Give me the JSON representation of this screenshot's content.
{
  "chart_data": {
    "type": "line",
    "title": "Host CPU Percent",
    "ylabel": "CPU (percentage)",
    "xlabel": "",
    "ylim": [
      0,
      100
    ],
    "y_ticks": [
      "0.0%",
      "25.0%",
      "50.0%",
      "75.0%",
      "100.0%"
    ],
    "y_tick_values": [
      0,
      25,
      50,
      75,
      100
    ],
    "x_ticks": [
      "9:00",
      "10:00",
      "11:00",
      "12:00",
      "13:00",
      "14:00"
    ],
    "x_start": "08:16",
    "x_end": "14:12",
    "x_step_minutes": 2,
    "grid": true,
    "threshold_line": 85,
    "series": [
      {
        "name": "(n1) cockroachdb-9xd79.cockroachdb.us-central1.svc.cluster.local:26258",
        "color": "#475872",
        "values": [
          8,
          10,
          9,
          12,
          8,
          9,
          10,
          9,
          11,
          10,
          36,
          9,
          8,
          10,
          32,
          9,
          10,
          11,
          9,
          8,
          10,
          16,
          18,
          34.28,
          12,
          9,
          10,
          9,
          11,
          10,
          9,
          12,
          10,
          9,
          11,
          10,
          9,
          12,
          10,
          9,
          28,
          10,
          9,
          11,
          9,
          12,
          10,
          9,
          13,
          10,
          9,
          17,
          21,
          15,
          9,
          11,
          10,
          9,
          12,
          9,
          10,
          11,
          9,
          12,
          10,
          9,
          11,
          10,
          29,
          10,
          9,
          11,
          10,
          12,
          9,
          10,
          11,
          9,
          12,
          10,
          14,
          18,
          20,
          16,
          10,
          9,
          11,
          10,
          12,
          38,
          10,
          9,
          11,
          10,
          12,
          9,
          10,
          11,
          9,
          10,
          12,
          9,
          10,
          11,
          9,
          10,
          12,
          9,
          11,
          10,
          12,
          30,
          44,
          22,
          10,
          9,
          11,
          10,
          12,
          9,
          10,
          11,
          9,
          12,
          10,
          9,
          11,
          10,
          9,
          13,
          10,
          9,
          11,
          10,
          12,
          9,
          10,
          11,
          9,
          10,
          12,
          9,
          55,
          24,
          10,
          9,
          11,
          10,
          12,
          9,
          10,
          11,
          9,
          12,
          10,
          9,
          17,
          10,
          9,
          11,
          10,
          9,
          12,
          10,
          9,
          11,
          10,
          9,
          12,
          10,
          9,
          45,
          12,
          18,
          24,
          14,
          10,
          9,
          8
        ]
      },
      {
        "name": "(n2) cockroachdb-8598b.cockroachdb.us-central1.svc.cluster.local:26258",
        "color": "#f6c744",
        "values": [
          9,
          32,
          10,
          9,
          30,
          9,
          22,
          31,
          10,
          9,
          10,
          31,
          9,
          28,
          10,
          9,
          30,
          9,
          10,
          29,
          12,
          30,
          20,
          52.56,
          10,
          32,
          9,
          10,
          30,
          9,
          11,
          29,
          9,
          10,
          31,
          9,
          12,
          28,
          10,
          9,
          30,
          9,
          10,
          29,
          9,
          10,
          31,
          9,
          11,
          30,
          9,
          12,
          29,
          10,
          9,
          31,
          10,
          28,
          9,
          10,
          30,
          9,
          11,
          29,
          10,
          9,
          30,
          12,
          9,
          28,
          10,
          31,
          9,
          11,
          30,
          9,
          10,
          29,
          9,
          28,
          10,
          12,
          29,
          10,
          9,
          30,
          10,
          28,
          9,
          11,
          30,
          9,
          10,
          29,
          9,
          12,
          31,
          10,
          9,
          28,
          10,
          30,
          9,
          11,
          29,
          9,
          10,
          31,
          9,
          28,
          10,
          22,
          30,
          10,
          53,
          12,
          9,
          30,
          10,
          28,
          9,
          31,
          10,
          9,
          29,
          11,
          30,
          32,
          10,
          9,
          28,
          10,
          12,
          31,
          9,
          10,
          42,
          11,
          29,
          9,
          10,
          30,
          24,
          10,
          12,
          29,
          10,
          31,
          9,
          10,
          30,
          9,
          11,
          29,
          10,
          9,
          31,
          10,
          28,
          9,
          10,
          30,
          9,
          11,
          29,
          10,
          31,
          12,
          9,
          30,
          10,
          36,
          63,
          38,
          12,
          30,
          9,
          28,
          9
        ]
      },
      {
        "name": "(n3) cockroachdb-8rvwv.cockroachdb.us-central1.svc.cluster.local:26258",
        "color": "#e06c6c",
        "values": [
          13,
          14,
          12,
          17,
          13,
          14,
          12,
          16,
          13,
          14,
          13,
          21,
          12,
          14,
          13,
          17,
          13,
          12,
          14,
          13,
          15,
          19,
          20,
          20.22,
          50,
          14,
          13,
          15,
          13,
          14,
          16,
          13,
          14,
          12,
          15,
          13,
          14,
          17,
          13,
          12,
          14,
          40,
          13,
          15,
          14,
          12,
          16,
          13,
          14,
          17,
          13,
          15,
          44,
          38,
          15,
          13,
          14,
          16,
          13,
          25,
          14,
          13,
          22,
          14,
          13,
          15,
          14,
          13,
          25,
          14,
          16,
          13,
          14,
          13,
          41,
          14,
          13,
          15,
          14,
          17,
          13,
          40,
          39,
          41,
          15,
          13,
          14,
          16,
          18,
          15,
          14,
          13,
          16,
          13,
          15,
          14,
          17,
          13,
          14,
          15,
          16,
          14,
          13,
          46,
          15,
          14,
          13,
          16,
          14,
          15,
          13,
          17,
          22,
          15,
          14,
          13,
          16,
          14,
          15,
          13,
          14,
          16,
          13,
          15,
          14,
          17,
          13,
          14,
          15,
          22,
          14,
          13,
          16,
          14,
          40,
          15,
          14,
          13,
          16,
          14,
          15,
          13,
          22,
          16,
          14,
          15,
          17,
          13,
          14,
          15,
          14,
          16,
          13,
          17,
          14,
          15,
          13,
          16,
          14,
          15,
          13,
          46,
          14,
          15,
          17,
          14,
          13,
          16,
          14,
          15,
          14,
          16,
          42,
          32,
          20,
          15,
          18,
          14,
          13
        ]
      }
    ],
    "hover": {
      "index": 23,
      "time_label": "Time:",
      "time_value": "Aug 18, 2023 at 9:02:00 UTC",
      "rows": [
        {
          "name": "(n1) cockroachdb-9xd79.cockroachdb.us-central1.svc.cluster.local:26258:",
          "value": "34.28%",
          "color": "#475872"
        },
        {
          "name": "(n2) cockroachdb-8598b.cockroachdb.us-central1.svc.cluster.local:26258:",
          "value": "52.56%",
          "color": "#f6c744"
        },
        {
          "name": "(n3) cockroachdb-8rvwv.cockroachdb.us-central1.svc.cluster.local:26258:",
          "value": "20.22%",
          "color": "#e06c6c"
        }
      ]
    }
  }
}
******************************
=== THE PROBLEM ===
Each line holding "cluster" must be found and copied.

=== RESPONSE ===
        "name": "(n1) cockroachdb-9xd79.cockroachdb.us-central1.svc.cluster.local:26258",
        "name": "(n2) cockroachdb-8598b.cockroachdb.us-central1.svc.cluster.local:26258",
        "name": "(n3) cockroachdb-8rvwv.cockroachdb.us-central1.svc.cluster.local:26258",
          "name": "(n1) cockroachdb-9xd79.cockroachdb.us-central1.svc.cluster.local:26258:",
          "name": "(n2) cockroachdb-8598b.cockroachdb.us-central1.svc.cluster.local:26258:",
          "name": "(n3) cockroachdb-8rvwv.cockroachdb.us-central1.svc.cluster.local:26258:",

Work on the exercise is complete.